begin Data listing

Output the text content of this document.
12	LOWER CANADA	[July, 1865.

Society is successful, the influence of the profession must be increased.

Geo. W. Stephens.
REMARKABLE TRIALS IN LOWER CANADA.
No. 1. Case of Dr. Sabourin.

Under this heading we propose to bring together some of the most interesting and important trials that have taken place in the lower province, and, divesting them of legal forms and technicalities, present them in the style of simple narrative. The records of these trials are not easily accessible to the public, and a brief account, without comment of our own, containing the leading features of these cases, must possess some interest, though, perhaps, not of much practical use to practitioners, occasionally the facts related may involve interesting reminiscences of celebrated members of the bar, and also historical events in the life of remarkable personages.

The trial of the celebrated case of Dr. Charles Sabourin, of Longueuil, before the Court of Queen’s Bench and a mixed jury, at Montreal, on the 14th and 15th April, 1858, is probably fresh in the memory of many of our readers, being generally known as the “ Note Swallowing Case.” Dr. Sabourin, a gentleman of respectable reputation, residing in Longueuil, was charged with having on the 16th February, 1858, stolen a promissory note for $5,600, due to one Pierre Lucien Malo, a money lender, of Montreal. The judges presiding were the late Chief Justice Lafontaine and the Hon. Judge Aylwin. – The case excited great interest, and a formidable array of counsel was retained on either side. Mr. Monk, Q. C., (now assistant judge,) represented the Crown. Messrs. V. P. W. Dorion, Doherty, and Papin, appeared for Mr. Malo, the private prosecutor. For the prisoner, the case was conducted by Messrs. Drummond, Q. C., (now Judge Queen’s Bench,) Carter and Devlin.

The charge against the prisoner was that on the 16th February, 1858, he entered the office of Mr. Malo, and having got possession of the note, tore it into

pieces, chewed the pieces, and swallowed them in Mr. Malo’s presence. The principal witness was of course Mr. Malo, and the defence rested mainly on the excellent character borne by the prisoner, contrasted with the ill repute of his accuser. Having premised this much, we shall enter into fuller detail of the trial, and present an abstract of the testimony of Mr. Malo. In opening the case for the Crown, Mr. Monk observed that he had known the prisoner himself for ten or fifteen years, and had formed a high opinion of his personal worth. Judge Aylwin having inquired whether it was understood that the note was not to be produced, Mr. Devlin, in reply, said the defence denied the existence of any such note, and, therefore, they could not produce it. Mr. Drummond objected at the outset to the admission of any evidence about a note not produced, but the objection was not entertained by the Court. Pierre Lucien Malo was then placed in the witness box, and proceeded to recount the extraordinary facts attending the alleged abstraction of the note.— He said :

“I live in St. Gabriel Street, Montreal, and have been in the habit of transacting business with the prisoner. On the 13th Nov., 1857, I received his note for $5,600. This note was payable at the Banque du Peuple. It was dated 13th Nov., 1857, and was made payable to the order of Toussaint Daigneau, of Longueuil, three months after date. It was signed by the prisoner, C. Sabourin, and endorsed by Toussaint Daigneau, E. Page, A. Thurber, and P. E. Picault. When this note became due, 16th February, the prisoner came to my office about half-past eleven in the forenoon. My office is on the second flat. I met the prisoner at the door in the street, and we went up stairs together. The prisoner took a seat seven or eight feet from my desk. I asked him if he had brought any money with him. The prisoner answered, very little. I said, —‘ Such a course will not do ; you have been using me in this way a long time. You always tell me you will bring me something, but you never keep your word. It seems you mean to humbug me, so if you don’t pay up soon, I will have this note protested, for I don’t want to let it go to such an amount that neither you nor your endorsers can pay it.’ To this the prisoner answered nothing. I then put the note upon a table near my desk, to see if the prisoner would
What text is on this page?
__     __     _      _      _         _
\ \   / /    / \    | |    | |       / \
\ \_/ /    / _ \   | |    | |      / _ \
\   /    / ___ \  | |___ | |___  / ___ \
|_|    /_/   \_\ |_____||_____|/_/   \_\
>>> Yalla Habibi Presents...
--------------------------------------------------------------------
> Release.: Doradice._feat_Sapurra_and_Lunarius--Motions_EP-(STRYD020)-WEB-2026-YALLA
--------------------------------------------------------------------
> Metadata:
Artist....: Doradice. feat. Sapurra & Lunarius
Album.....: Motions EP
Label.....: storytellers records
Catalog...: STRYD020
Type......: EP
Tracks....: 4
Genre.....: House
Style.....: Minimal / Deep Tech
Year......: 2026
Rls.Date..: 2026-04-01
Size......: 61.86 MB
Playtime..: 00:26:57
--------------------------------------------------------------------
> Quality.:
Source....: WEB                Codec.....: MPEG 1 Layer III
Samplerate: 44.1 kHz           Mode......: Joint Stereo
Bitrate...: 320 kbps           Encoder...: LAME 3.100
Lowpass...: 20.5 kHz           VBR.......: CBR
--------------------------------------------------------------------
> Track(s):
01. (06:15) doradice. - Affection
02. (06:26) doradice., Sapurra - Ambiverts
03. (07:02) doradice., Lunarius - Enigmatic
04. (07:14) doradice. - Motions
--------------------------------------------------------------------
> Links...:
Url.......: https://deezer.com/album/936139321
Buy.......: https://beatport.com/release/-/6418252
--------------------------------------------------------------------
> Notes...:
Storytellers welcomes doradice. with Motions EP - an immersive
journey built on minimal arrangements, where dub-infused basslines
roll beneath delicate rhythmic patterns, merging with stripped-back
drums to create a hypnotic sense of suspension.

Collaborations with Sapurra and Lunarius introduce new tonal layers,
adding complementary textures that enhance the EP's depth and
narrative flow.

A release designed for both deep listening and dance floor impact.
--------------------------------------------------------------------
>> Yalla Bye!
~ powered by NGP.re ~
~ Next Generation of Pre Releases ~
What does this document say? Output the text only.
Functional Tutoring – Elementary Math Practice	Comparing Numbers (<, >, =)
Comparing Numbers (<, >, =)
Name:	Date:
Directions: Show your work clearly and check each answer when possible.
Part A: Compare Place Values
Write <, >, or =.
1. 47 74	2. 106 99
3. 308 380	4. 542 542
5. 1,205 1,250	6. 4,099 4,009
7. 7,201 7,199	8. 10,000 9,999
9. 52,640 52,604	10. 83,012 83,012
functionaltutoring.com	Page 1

end Data listing

[Written task]: Using the data above, repeat every line exactly.

[Answer to this exercise]:
Output the text content of this document.
12	LOWER CANADA	[July, 1865.

Society is successful, the influence of the profession must be increased.

Geo. W. Stephens.
REMARKABLE TRIALS IN LOWER CANADA.
No. 1. Case of Dr. Sabourin.

Under this heading we propose to bring together some of the most interesting and important trials that have taken place in the lower province, and, divesting them of legal forms and technicalities, present them in the style of simple narrative. The records of these trials are not easily accessible to the public, and a brief account, without comment of our own, containing the leading features of these cases, must possess some interest, though, perhaps, not of much practical use to practitioners, occasionally the facts related may involve interesting reminiscences of celebrated members of the bar, and also historical events in the life of remarkable personages.

The trial of the celebrated case of Dr. Charles Sabourin, of Longueuil, before the Court of Queen’s Bench and a mixed jury, at Montreal, on the 14th and 15th April, 1858, is probably fresh in the memory of many of our readers, being generally known as the “ Note Swallowing Case.” Dr. Sabourin, a gentleman of respectable reputation, residing in Longueuil, was charged with having on the 16th February, 1858, stolen a promissory note for $5,600, due to one Pierre Lucien Malo, a money lender, of Montreal. The judges presiding were the late Chief Justice Lafontaine and the Hon. Judge Aylwin. – The case excited great interest, and a formidable array of counsel was retained on either side. Mr. Monk, Q. C., (now assistant judge,) represented the Crown. Messrs. V. P. W. Dorion, Doherty, and Papin, appeared for Mr. Malo, the private prosecutor. For the prisoner, the case was conducted by Messrs. Drummond, Q. C., (now Judge Queen’s Bench,) Carter and Devlin.

The charge against the prisoner was that on the 16th February, 1858, he entered the office of Mr. Malo, and having got possession of the note, tore it into

pieces, chewed the pieces, and swallowed them in Mr. Malo’s presence. The principal witness was of course Mr. Malo, and the defence rested mainly on the excellent character borne by the prisoner, contrasted with the ill repute of his accuser. Having premised this much, we shall enter into fuller detail of the trial, and present an abstract of the testimony of Mr. Malo. In opening the case for the Crown, Mr. Monk observed that he had known the prisoner himself for ten or fifteen years, and had formed a high opinion of his personal worth. Judge Aylwin having inquired whether it was understood that the note was not to be produced, Mr. Devlin, in reply, said the defence denied the existence of any such note, and, therefore, they could not produce it. Mr. Drummond objected at the outset to the admission of any evidence about a note not produced, but the objection was not entertained by the Court. Pierre Lucien Malo was then placed in the witness box, and proceeded to recount the extraordinary facts attending the alleged abstraction of the note.— He said :

“I live in St. Gabriel Street, Montreal, and have been in the habit of transacting business with the prisoner. On the 13th Nov., 1857, I received his note for $5,600. This note was payable at the Banque du Peuple. It was dated 13th Nov., 1857, and was made payable to the order of Toussaint Daigneau, of Longueuil, three months after date. It was signed by the prisoner, C. Sabourin, and endorsed by Toussaint Daigneau, E. Page, A. Thurber, and P. E. Picault. When this note became due, 16th February, the prisoner came to my office about half-past eleven in the forenoon. My office is on the second flat. I met the prisoner at the door in the street, and we went up stairs together. The prisoner took a seat seven or eight feet from my desk. I asked him if he had brought any money with him. The prisoner answered, very little. I said, —‘ Such a course will not do ; you have been using me in this way a long time. You always tell me you will bring me something, but you never keep your word. It seems you mean to humbug me, so if you don’t pay up soon, I will have this note protested, for I don’t want to let it go to such an amount that neither you nor your endorsers can pay it.’ To this the prisoner answered nothing. I then put the note upon a table near my desk, to see if the prisoner would
What text is on this page?
__     __     _      _      _         _
\ \   / /    / \    | |    | |       / \
\ \_/ /    / _ \   | |    | |      / _ \
\   /    / ___ \  | |___ | |___  / ___ \
|_|    /_/   \_\ |_____||_____|/_/   \_\
>>> Yalla Habibi Presents...
--------------------------------------------------------------------
> Release.: Doradice._feat_Sapurra_and_Lunarius--Motions_EP-(STRYD020)-WEB-2026-YALLA
--------------------------------------------------------------------
> Metadata:
Artist....: Doradice. feat. Sapurra & Lunarius
Album.....: Motions EP
Label.....: storytellers records
Catalog...: STRYD020
Type......: EP
Tracks....: 4
Genre.....: House
Style.....: Minimal / Deep Tech
Year......: 2026
Rls.Date..: 2026-04-01
Size......: 61.86 MB
Playtime..: 00:26:57
--------------------------------------------------------------------
> Quality.:
Source....: WEB                Codec.....: MPEG 1 Layer III
Samplerate: 44.1 kHz           Mode......: Joint Stereo
Bitrate...: 320 kbps           Encoder...: LAME 3.100
Lowpass...: 20.5 kHz           VBR.......: CBR
--------------------------------------------------------------------
> Track(s):
01. (06:15) doradice. - Affection
02. (06:26) doradice., Sapurra - Ambiverts
03. (07:02) doradice., Lunarius - Enigmatic
04. (07:14) doradice. - Motions
--------------------------------------------------------------------
> Links...:
Url.......: https://deezer.com/album/936139321
Buy.......: https://beatport.com/release/-/6418252
--------------------------------------------------------------------
> Notes...:
Storytellers welcomes doradice. with Motions EP - an immersive
journey built on minimal arrangements, where dub-infused basslines
roll beneath delicate rhythmic patterns, merging with stripped-back
drums to create a hypnotic sense of suspension.

Collaborations with Sapurra and Lunarius introduce new tonal layers,
adding complementary textures that enhance the EP's depth and
narrative flow.

A release designed for both deep listening and dance floor impact.
--------------------------------------------------------------------
>> Yalla Bye!
~ powered by NGP.re ~
~ Next Generation of Pre Releases ~
What does this document say? Output the text only.
Functional Tutoring – Elementary Math Practice	Comparing Numbers (<, >, =)
Comparing Numbers (<, >, =)
Name:	Date:
Directions: Show your work clearly and check each answer when possible.
Part A: Compare Place Values
Write <, >, or =.
1. 47 74	2. 106 99
3. 308 380	4. 542 542
5. 1,205 1,250	6. 4,099 4,009
7. 7,201 7,199	8. 10,000 9,999
9. 52,640 52,604	10. 83,012 83,012
functionaltutoring.com	Page 1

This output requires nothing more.